CONSEGNA
Riscrivere tutte le righe dei record che seguono come una lista JSON di stringhe, una stringa per ciascuna riga, omettendo le righe vuote ed escludendo dalla risposta le immagini.

RECORD FORNITI
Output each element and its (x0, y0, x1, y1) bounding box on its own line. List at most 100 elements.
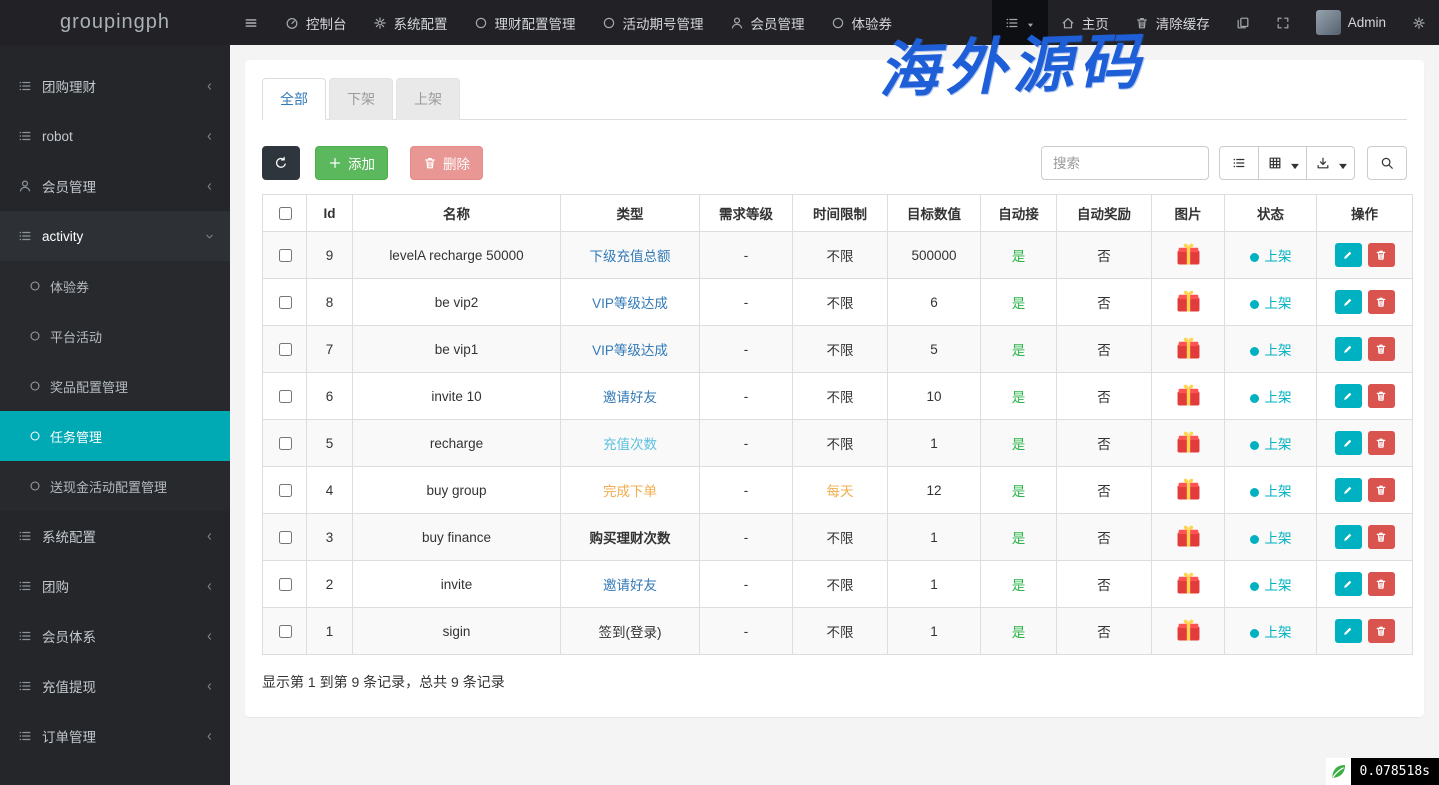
delete-row-button[interactable] (1368, 243, 1395, 267)
table-search-button[interactable] (1367, 146, 1407, 180)
edit-row-button[interactable] (1335, 619, 1362, 643)
column-header[interactable]: 类型 (561, 195, 700, 232)
delete-row-button[interactable] (1368, 431, 1395, 455)
sidebar-subitem-3[interactable]: 任务管理 (0, 411, 230, 461)
topnav-item-2[interactable]: 理财配置管理 (461, 0, 589, 45)
row-checkbox[interactable] (279, 296, 292, 309)
nav-fullscreen-button[interactable] (1263, 0, 1303, 45)
auto-accept-toggle[interactable]: 是 (1012, 625, 1026, 640)
delete-row-button[interactable] (1368, 478, 1395, 502)
type-link[interactable]: 邀请好友 (603, 390, 657, 405)
delete-row-button[interactable] (1368, 525, 1395, 549)
column-header[interactable]: 状态 (1225, 195, 1317, 232)
delete-button[interactable]: 删除 (410, 146, 483, 180)
sidebar-item-0[interactable]: 团购理财 (0, 61, 230, 111)
nav-settings-button[interactable] (1399, 0, 1439, 45)
sidebar-item-2[interactable]: 会员管理 (0, 161, 230, 211)
auto-reward-toggle[interactable]: 否 (1097, 296, 1111, 311)
sidebar-toggle[interactable] (230, 0, 272, 45)
auto-accept-toggle[interactable]: 是 (1012, 484, 1026, 499)
sidebar-item-5[interactable]: 团购 (0, 561, 230, 611)
row-checkbox[interactable] (279, 390, 292, 403)
row-checkbox[interactable] (279, 625, 292, 638)
auto-reward-toggle[interactable]: 否 (1097, 625, 1111, 640)
add-button[interactable]: 添加 (315, 146, 388, 180)
auto-accept-toggle[interactable]: 是 (1012, 343, 1026, 358)
toggle-view-button[interactable] (1219, 146, 1259, 180)
topnav-item-3[interactable]: 活动期号管理 (589, 0, 717, 45)
column-header[interactable]: 时间限制 (793, 195, 888, 232)
column-header[interactable]: Id (307, 195, 353, 232)
type-link[interactable]: 充值次数 (603, 437, 657, 452)
tab-all[interactable]: 全部 (262, 78, 326, 120)
sidebar-item-4[interactable]: 系统配置 (0, 511, 230, 561)
sidebar-subitem-1[interactable]: 平台活动 (0, 311, 230, 361)
auto-accept-toggle[interactable]: 是 (1012, 296, 1026, 311)
sidebar-item-3[interactable]: activity (0, 211, 230, 261)
delete-row-button[interactable] (1368, 619, 1395, 643)
topnav-item-0[interactable]: 控制台 (272, 0, 360, 45)
column-header[interactable]: 名称 (353, 195, 561, 232)
edit-row-button[interactable] (1335, 243, 1362, 267)
delete-row-button[interactable] (1368, 290, 1395, 314)
export-button[interactable] (1306, 146, 1355, 180)
edit-row-button[interactable] (1335, 525, 1362, 549)
edit-row-button[interactable] (1335, 431, 1362, 455)
row-checkbox[interactable] (279, 484, 292, 497)
type-link[interactable]: VIP等级达成 (592, 343, 668, 358)
tab-offline[interactable]: 下架 (329, 78, 393, 120)
sidebar-item-7[interactable]: 充值提现 (0, 661, 230, 711)
columns-button[interactable] (1258, 146, 1307, 180)
type-link[interactable]: 签到(登录) (599, 625, 662, 640)
column-header[interactable]: 自动接 (981, 195, 1057, 232)
auto-reward-toggle[interactable]: 否 (1097, 390, 1111, 405)
nav-clear-cache-button[interactable]: 清除缓存 (1122, 0, 1223, 45)
edit-row-button[interactable] (1335, 290, 1362, 314)
column-header[interactable]: 目标数值 (888, 195, 981, 232)
column-header[interactable]: 图片 (1152, 195, 1225, 232)
sidebar-item-8[interactable]: 订单管理 (0, 711, 230, 761)
select-all-checkbox[interactable] (279, 207, 292, 220)
nav-home-button[interactable]: 主页 (1048, 0, 1122, 45)
sidebar-subitem-0[interactable]: 体验券 (0, 261, 230, 311)
auto-reward-toggle[interactable]: 否 (1097, 343, 1111, 358)
type-link[interactable]: 邀请好友 (603, 578, 657, 593)
row-checkbox[interactable] (279, 437, 292, 450)
edit-row-button[interactable] (1335, 572, 1362, 596)
type-link[interactable]: VIP等级达成 (592, 296, 668, 311)
edit-row-button[interactable] (1335, 337, 1362, 361)
row-checkbox[interactable] (279, 249, 292, 262)
nav-copy-button[interactable] (1223, 0, 1263, 45)
auto-accept-toggle[interactable]: 是 (1012, 437, 1026, 452)
type-link[interactable]: 完成下单 (603, 484, 657, 499)
column-header[interactable]: 操作 (1317, 195, 1413, 232)
sidebar-subitem-2[interactable]: 奖品配置管理 (0, 361, 230, 411)
column-header[interactable]: 自动奖励 (1057, 195, 1152, 232)
edit-row-button[interactable] (1335, 478, 1362, 502)
type-link[interactable]: 下级充值总额 (590, 249, 671, 264)
search-input[interactable] (1041, 146, 1209, 180)
row-checkbox[interactable] (279, 343, 292, 356)
row-checkbox[interactable] (279, 531, 292, 544)
delete-row-button[interactable] (1368, 337, 1395, 361)
row-checkbox[interactable] (279, 578, 292, 591)
topnav-item-1[interactable]: 系统配置 (360, 0, 461, 45)
topnav-item-4[interactable]: 会员管理 (717, 0, 818, 45)
sidebar-subitem-4[interactable]: 送现金活动配置管理 (0, 461, 230, 511)
nav-menu-toggle[interactable] (992, 0, 1048, 45)
auto-reward-toggle[interactable]: 否 (1097, 437, 1111, 452)
auto-reward-toggle[interactable]: 否 (1097, 484, 1111, 499)
auto-reward-toggle[interactable]: 否 (1097, 249, 1111, 264)
auto-reward-toggle[interactable]: 否 (1097, 578, 1111, 593)
auto-reward-toggle[interactable]: 否 (1097, 531, 1111, 546)
refresh-button[interactable] (262, 146, 300, 180)
auto-accept-toggle[interactable]: 是 (1012, 390, 1026, 405)
edit-row-button[interactable] (1335, 384, 1362, 408)
nav-user-menu[interactable]: Admin (1303, 0, 1399, 45)
auto-accept-toggle[interactable]: 是 (1012, 249, 1026, 264)
auto-accept-toggle[interactable]: 是 (1012, 578, 1026, 593)
topnav-item-5[interactable]: 体验券 (818, 0, 906, 45)
delete-row-button[interactable] (1368, 384, 1395, 408)
tab-online[interactable]: 上架 (396, 78, 460, 120)
sidebar-item-6[interactable]: 会员体系 (0, 611, 230, 661)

RISPOSTA
[
  "Output each element and its (x0, y0, x1, y1) bounding box on its own line. List at most 100 elements.",
  "delete-row-button[interactable] (1368, 243, 1395, 267)",
  "table-search-button[interactable] (1367, 146, 1407, 180)",
  "edit-row-button[interactable] (1335, 619, 1362, 643)",
  "column-header[interactable]: 类型 (561, 195, 700, 232)",
  "delete-row-button[interactable] (1368, 431, 1395, 455)",
  "sidebar-subitem-3[interactable]: 任务管理 (0, 411, 230, 461)",
  "topnav-item-2[interactable]: 理财配置管理 (461, 0, 589, 45)",
  "row-checkbox[interactable] (279, 296, 292, 309)",
  "nav-fullscreen-button[interactable] (1263, 0, 1303, 45)",
  "auto-accept-toggle[interactable]: 是 (1012, 625, 1026, 640)",
  "delete-row-button[interactable] (1368, 478, 1395, 502)",
  "type-link[interactable]: 邀请好友 (603, 390, 657, 405)",
  "delete-row-button[interactable] (1368, 525, 1395, 549)",
  "column-header[interactable]: 状态 (1225, 195, 1317, 232)",
  "delete-button[interactable]: 删除 (410, 146, 483, 180)",
  "sidebar-item-0[interactable]: 团购理财 (0, 61, 230, 111)",
  "nav-settings-button[interactable] (1399, 0, 1439, 45)",
  "sidebar-item-2[interactable]: 会员管理 (0, 161, 230, 211)",
  "auto-reward-toggle[interactable]: 否 (1097, 296, 1111, 311)",
  "sidebar-toggle[interactable] (230, 0, 272, 45)",
  "auto-accept-toggle[interactable]: 是 (1012, 484, 1026, 499)",
  "sidebar-item-5[interactable]: 团购 (0, 561, 230, 611)",
  "row-checkbox[interactable] (279, 390, 292, 403)",
  "row-checkbox[interactable] (279, 625, 292, 638)",
  "auto-reward-toggle[interactable]: 否 (1097, 625, 1111, 640)",
  "add-button[interactable]: 添加 (315, 146, 388, 180)",
  "auto-accept-toggle[interactable]: 是 (1012, 343, 1026, 358)",
  "toggle-view-button[interactable] (1219, 146, 1259, 180)",
  "topnav-item-3[interactable]: 活动期号管理 (589, 0, 717, 45)",
  "column-header[interactable]: 时间限制 (793, 195, 888, 232)",
  "column-header[interactable]: Id (307, 195, 353, 232)",
  "type-link[interactable]: 充值次数 (603, 437, 657, 452)",
  "tab-all[interactable]: 全部 (262, 78, 326, 120)",
  "sidebar-item-4[interactable]: 系统配置 (0, 511, 230, 561)",
  "sidebar-subitem-1[interactable]: 平台活动 (0, 311, 230, 361)",
  "auto-accept-toggle[interactable]: 是 (1012, 296, 1026, 311)",
  "sidebar-item-3[interactable]: activity (0, 211, 230, 261)",
  "delete-row-button[interactable] (1368, 619, 1395, 643)",
  "topnav-item-0[interactable]: 控制台 (272, 0, 360, 45)",
  "column-header[interactable]: 名称 (353, 195, 561, 232)",
  "edit-row-button[interactable] (1335, 243, 1362, 267)",
  "delete-row-button[interactable] (1368, 290, 1395, 314)",
  "export-button[interactable] (1306, 146, 1355, 180)",
  "edit-row-button[interactable] (1335, 525, 1362, 549)",
  "edit-row-button[interactable] (1335, 431, 1362, 455)",
  "row-checkbox[interactable] (279, 484, 292, 497)",
  "type-link[interactable]: VIP等级达成 (592, 343, 668, 358)",
  "tab-offline[interactable]: 下架 (329, 78, 393, 120)",
  "sidebar-item-7[interactable]: 充值提现 (0, 661, 230, 711)",
  "columns-button[interactable] (1258, 146, 1307, 180)",
  "type-link[interactable]: 签到(登录) (599, 625, 662, 640)",
  "column-header[interactable]: 自动接 (981, 195, 1057, 232)",
  "auto-reward-toggle[interactable]: 否 (1097, 390, 1111, 405)",
  "nav-clear-cache-button[interactable]: 清除缓存 (1122, 0, 1223, 45)",
  "edit-row-button[interactable] (1335, 290, 1362, 314)",
  "column-header[interactable]: 目标数值 (888, 195, 981, 232)",
  "column-header[interactable]: 图片 (1152, 195, 1225, 232)",
  "sidebar-item-8[interactable]: 订单管理 (0, 711, 230, 761)",
  "select-all-checkbox[interactable] (279, 207, 292, 220)",
  "nav-home-button[interactable]: 主页 (1048, 0, 1122, 45)",
  "sidebar-subitem-0[interactable]: 体验券 (0, 261, 230, 311)",
  "auto-reward-toggle[interactable]: 否 (1097, 343, 1111, 358)",
  "type-link[interactable]: 邀请好友 (603, 578, 657, 593)",
  "row-checkbox[interactable] (279, 437, 292, 450)",
  "edit-row-button[interactable] (1335, 572, 1362, 596)",
  "type-link[interactable]: VIP等级达成 (592, 296, 668, 311)",
  "edit-row-button[interactable] (1335, 337, 1362, 361)",
  "row-checkbox[interactable] (279, 249, 292, 262)",
  "nav-copy-button[interactable] (1223, 0, 1263, 45)",
  "auto-accept-toggle[interactable]: 是 (1012, 437, 1026, 452)",
  "type-link[interactable]: 完成下单 (603, 484, 657, 499)",
  "column-header[interactable]: 操作 (1317, 195, 1413, 232)",
  "sidebar-subitem-2[interactable]: 奖品配置管理 (0, 361, 230, 411)",
  "column-header[interactable]: 自动奖励 (1057, 195, 1152, 232)",
  "edit-row-button[interactable] (1335, 478, 1362, 502)",
  "type-link[interactable]: 下级充值总额 (590, 249, 671, 264)",
  "search-input[interactable] (1041, 146, 1209, 180)",
  "row-checkbox[interactable] (279, 343, 292, 356)",
  "row-checkbox[interactable] (279, 531, 292, 544)",
  "delete-row-button[interactable] (1368, 337, 1395, 361)",
  "row-checkbox[interactable] (279, 578, 292, 591)",
  "topnav-item-1[interactable]: 系统配置 (360, 0, 461, 45)",
  "topnav-item-4[interactable]: 会员管理 (717, 0, 818, 45)",
  "sidebar-subitem-4[interactable]: 送现金活动配置管理 (0, 461, 230, 511)",
  "nav-menu-toggle[interactable] (992, 0, 1048, 45)",
  "auto-reward-toggle[interactable]: 否 (1097, 437, 1111, 452)",
  "auto-reward-toggle[interactable]: 否 (1097, 484, 1111, 499)",
  "auto-reward-toggle[interactable]: 否 (1097, 249, 1111, 264)",
  "auto-reward-toggle[interactable]: 否 (1097, 578, 1111, 593)",
  "auto-reward-toggle[interactable]: 否 (1097, 531, 1111, 546)",
  "refresh-button[interactable] (262, 146, 300, 180)",
  "auto-accept-toggle[interactable]: 是 (1012, 390, 1026, 405)",
  "edit-row-button[interactable] (1335, 384, 1362, 408)",
  "nav-user-menu[interactable]: Admin (1303, 0, 1399, 45)",
  "auto-accept-toggle[interactable]: 是 (1012, 249, 1026, 264)",
  "auto-accept-toggle[interactable]: 是 (1012, 578, 1026, 593)",
  "topnav-item-5[interactable]: 体验券 (818, 0, 906, 45)",
  "delete-row-button[interactable] (1368, 384, 1395, 408)",
  "tab-online[interactable]: 上架 (396, 78, 460, 120)",
  "sidebar-item-6[interactable]: 会员体系 (0, 611, 230, 661)"
]